[RECORDED DATA]

++++++++++

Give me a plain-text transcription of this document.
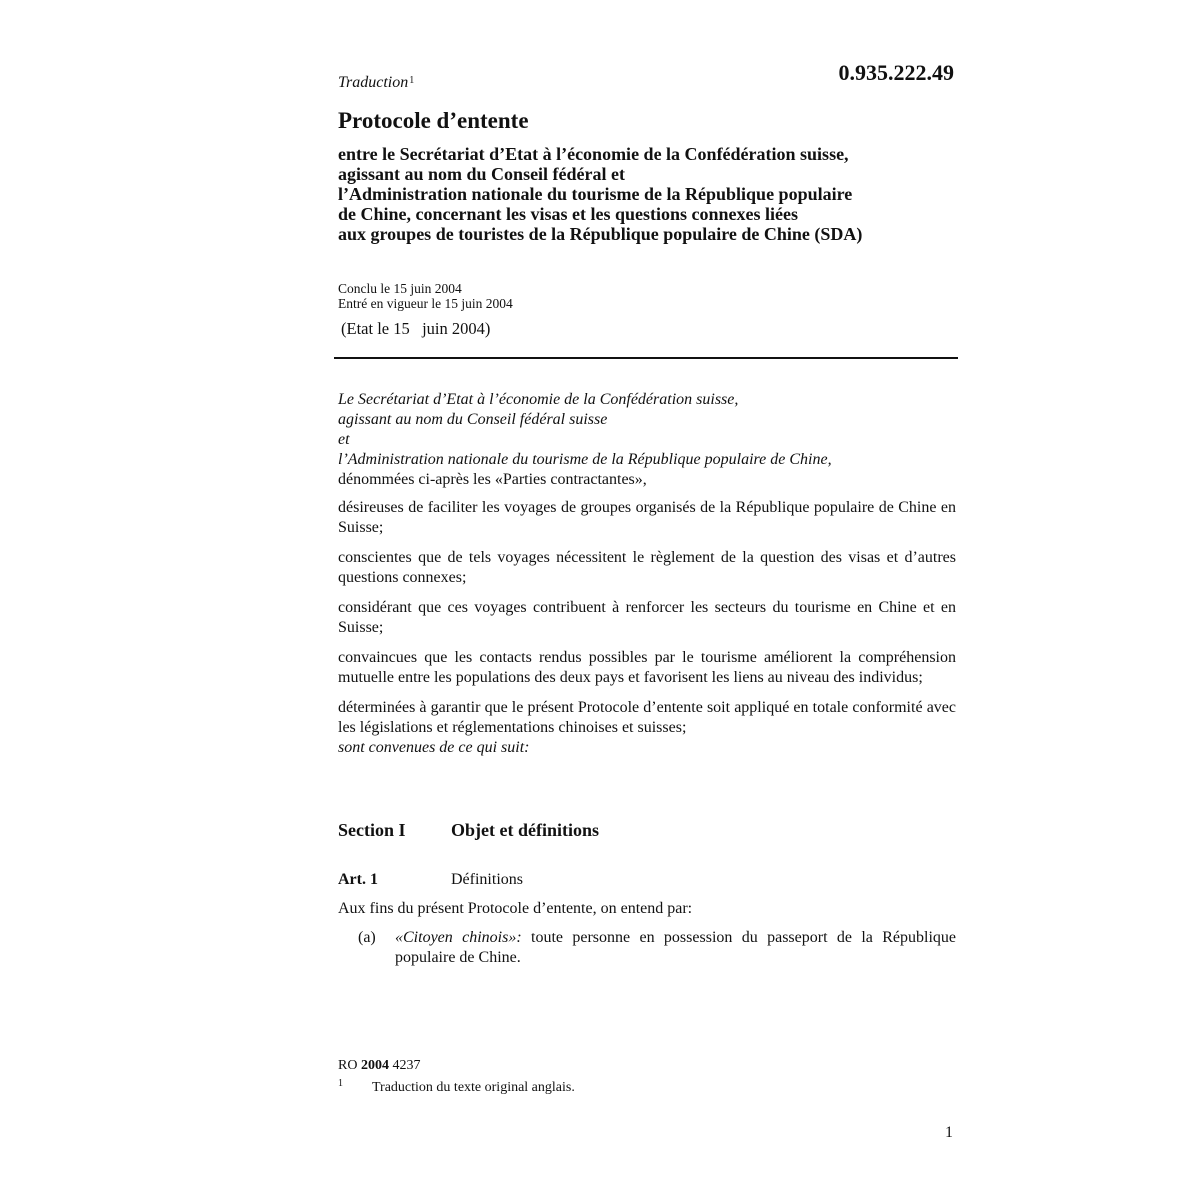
Traduction$^1$	0.935.222.49
Protocole d’entente
entre le Secrétariat d’Etat à l’économie de la Confédération suisse,
agissant au nom du Conseil fédéral et
l’Administration nationale du tourisme de la République populaire
de Chine, concernant les visas et les questions connexes liées
aux groupes de touristes de la République populaire de Chine (SDA)
Conclu le 15 juin 2004
Entré en vigueur le 15 juin 2004
(Etat le 15   juin 2004)
Le Secrétariat d’Etat à l’économie de la Confédération suisse,
agissant au nom du Conseil fédéral suisse
et
l’Administration nationale du tourisme de la République populaire de Chine,
dénommées ci-après les «Parties contractantes»,

désireuses de faciliter les voyages de groupes organisés de la République populaire de Chine en Suisse;

conscientes que de tels voyages nécessitent le règlement de la question des visas et d’autres questions connexes;

considérant que ces voyages contribuent à renforcer les secteurs du tourisme en Chine et en Suisse;

convaincues que les contacts rendus possibles par le tourisme améliorent la compréhension mutuelle entre les populations des deux pays et favorisent les liens au niveau des individus;

déterminées à garantir que le présent Protocole d’entente soit appliqué en totale conformité avec les législations et réglementations chinoises et suisses;

sont convenues de ce qui suit:
Section I	Objet et définitions
Art. 1	Définitions
Aux fins du présent Protocole d’entente, on entend par:
(a) «Citoyen chinois»: toute personne en possession du passeport de la République populaire de Chine.
RO 2004 4237
1 Traduction du texte original anglais.
1
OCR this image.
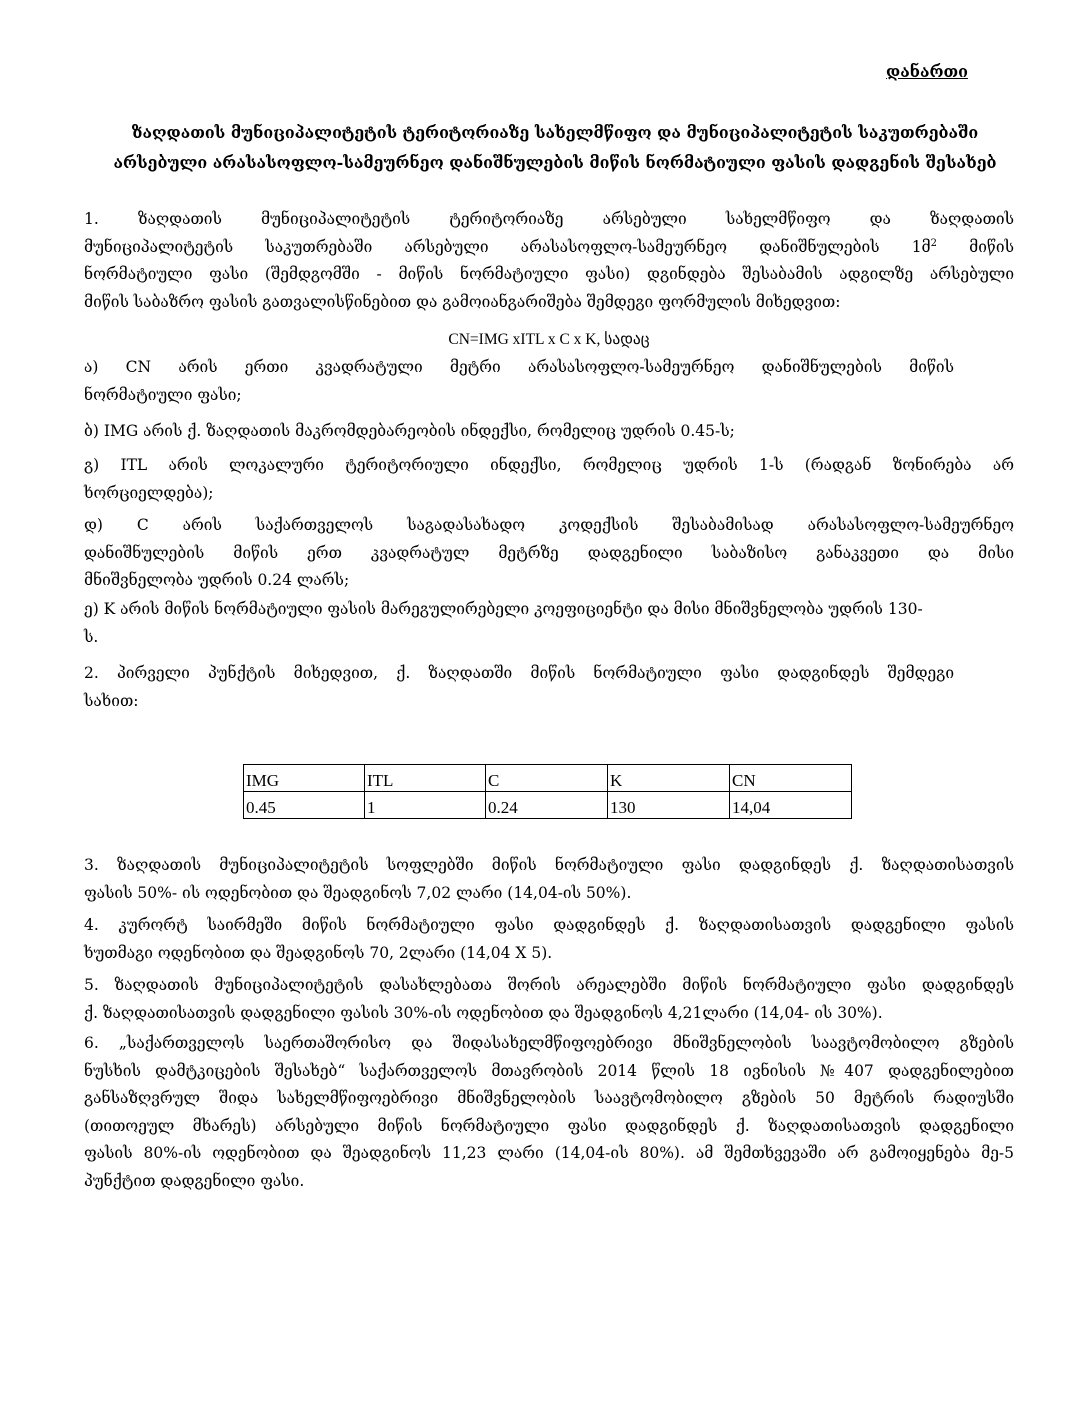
დანართი
ზაღდათის მუნიციპალიტეტის ტერიტორიაზე სახელმწიფო და მუნიციპალიტეტის საკუთრებაში
არსებული არასასოფლო-სამეურნეო დანიშნულების მიწის ნორმატიული ფასის დადგენის შესახებ
1. ზაღდათის მუნიციპალიტეტის ტერიტორიაზე არსებული სახელმწიფო და ზაღდათის
მუნიციპალიტეტის საკუთრებაში არსებული არასასოფლო-სამეურნეო დანიშნულების 1მ$^2$ მიწის
ნორმატიული ფასი (შემდგომში - მიწის ნორმატიული ფასი) დგინდება შესაბამის ადგილზე არსებული
მიწის საბაზრო ფასის გათვალისწინებით და გამოიანგარიშება შემდეგი ფორმულის მიხედვით:
CN=IMG xITL x C x K, სადაც
ა) CN არის ერთი კვადრატული მეტრი არასასოფლო-სამეურნეო დანიშნულების მიწის
ნორმატიული ფასი;
ბ) IMG არის ქ. ზაღდათის მაკრომდებარეობის ინდექსი, რომელიც უდრის 0.45-ს;
გ) ITL არის ლოკალური ტერიტორიული ინდექსი, რომელიც უდრის 1-ს (რადგან ზონირება არ
ხორციელდება);
დ) C არის საქართველოს საგადასახადო კოდექსის შესაბამისად არასასოფლო-სამეურნეო
დანიშნულების მიწის ერთ კვადრატულ მეტრზე დადგენილი საბაზისო განაკვეთი და მისი
მნიშვნელობა უდრის 0.24 ლარს;
ე) K არის მიწის ნორმატიული ფასის მარეგულირებელი კოეფიციენტი და მისი მნიშვნელობა უდრის 130-
ს.
2. პირველი პუნქტის მიხედვით, ქ. ზაღდათში მიწის ნორმატიული ფასი დადგინდეს შემდეგი
სახით:
IMG	ITL	C	K	CN
0.45	1	0.24	130	14,04
3. ზაღდათის მუნიციპალიტეტის სოფლებში მიწის ნორმატიული ფასი დადგინდეს ქ. ზაღდათისათვის
ფასის 50%- ის ოდენობით და შეადგინოს 7,02 ლარი (14,04-ის 50%).
4. კურორტ საირმეში მიწის ნორმატიული ფასი დადგინდეს ქ. ზაღდათისათვის დადგენილი ფასის
ხუთმაგი ოდენობით და შეადგინოს 70, 2ლარი (14,04 X 5).
5. ზაღდათის მუნიციპალიტეტის დასახლებათა შორის არეალებში მიწის ნორმატიული ფასი დადგინდეს
ქ. ზაღდათისათვის დადგენილი ფასის 30%-ის ოდენობით და შეადგინოს 4,21ლარი (14,04- ის 30%).
6. „საქართველოს საერთაშორისო და შიდასახელმწიფოებრივი მნიშვნელობის საავტომობილო გზების
ნუსხის დამტკიცების შესახებ“ საქართველოს მთავრობის 2014 წლის 18 ივნისის №407 დადგენილებით
განსაზღვრულ შიდა სახელმწიფოებრივი მნიშვნელობის საავტომობილო გზების 50 მეტრის რადიუსში
(თითოეულ მხარეს) არსებული მიწის ნორმატიული ფასი დადგინდეს ქ. ზაღდათისათვის დადგენილი
ფასის 80%-ის ოდენობით და შეადგინოს 11,23 ლარი (14,04-ის 80%). ამ შემთხვევაში არ გამოიყენება მე-5
პუნქტით დადგენილი ფასი.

++++++++++

[YOUR INSTRUCTIONS] List every line above containing the word "présent".

[ANSWER TO THE EXERCISE]
déterminées à garantir que le présent Protocole d’entente soit appliqué en totale conformité avec les législations et réglementations chinoises et suisses;
Aux fins du présent Protocole d’entente, on entend par:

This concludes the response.